Written instruction
Check every line below for the string "true", and copy the lines that contain it.

Dataset listings of figures
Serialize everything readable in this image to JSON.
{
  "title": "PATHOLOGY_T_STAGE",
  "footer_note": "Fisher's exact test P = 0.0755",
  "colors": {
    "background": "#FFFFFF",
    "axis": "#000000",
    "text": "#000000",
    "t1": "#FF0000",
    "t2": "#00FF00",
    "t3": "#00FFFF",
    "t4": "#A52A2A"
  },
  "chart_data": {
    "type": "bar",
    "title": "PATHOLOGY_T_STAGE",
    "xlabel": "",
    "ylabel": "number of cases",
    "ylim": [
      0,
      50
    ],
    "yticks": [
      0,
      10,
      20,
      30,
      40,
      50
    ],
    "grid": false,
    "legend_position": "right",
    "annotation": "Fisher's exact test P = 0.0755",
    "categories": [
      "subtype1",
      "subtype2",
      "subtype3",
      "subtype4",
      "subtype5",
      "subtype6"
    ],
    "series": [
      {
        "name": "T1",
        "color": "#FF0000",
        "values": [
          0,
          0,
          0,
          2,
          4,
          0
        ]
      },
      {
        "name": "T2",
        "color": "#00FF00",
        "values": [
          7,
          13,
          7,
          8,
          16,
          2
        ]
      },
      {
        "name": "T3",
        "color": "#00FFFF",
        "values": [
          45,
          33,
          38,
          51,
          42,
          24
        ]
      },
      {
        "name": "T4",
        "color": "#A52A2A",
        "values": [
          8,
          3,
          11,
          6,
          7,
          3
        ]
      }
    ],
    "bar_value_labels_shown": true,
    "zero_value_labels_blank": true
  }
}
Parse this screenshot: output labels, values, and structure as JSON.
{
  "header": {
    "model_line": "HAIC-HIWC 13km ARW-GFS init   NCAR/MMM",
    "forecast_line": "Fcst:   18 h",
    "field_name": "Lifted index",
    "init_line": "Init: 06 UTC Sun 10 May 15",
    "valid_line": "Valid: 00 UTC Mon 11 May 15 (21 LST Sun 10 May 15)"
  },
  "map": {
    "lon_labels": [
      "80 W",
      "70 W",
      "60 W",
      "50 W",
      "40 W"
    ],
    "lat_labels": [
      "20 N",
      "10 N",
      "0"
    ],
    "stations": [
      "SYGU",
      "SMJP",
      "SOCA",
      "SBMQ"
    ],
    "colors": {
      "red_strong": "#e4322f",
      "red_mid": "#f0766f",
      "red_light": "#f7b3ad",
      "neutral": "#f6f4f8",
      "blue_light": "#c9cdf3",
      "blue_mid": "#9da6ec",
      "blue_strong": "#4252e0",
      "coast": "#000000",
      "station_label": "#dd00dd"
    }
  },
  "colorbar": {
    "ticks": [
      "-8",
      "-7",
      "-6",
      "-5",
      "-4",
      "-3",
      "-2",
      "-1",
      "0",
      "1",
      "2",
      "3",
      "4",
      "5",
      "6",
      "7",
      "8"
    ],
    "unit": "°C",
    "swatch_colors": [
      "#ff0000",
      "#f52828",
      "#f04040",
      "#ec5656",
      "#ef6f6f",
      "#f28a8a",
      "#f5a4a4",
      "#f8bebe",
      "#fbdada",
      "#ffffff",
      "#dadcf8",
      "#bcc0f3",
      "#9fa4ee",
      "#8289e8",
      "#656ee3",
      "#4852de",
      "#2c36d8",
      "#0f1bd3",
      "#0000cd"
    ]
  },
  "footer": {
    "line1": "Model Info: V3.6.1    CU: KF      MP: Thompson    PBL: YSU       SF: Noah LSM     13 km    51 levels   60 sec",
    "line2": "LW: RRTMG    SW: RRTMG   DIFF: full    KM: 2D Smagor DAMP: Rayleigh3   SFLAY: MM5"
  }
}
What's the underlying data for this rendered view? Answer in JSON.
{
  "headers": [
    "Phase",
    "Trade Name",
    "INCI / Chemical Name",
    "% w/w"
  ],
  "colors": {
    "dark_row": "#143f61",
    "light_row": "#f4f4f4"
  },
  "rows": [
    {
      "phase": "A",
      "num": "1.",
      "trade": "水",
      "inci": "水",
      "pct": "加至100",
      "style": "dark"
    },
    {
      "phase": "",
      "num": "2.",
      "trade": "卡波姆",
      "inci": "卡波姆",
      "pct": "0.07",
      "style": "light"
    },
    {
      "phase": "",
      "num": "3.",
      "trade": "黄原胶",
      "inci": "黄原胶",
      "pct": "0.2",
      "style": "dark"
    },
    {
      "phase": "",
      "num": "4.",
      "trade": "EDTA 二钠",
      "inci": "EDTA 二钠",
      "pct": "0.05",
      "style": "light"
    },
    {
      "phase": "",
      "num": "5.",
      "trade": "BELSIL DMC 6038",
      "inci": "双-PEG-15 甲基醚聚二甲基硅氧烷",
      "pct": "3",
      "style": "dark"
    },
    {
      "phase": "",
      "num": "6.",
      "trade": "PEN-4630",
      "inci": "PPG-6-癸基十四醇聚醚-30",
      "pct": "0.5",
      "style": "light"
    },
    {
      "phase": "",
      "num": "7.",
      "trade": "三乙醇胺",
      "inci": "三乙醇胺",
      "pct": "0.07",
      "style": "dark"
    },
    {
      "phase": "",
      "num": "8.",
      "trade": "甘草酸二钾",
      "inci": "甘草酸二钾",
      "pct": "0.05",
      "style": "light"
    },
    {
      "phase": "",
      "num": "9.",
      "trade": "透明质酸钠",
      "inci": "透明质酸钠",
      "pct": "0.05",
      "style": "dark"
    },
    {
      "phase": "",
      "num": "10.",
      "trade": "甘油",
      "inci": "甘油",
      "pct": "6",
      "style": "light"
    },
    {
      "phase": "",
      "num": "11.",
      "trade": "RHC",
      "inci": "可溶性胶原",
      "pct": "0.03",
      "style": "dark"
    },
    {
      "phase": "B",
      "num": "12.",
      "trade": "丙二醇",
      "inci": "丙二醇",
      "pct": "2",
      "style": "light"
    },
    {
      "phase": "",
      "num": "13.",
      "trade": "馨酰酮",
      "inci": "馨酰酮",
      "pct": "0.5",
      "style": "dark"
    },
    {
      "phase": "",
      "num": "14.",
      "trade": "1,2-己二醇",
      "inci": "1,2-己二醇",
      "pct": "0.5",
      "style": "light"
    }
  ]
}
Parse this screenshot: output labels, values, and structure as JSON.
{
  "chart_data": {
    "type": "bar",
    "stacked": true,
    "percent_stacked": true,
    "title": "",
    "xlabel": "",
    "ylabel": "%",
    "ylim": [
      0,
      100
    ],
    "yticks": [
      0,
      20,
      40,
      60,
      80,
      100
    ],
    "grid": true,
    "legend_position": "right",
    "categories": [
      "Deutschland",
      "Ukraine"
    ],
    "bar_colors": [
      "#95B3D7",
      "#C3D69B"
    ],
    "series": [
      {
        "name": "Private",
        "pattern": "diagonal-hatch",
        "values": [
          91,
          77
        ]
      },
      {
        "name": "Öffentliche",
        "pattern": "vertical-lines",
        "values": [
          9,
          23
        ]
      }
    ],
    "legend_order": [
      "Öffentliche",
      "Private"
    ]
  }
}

Written response
    "bar_value_labels_shown": true,
    "zero_value_labels_blank": true
    "stacked": true,
    "percent_stacked": true,
    "grid": true,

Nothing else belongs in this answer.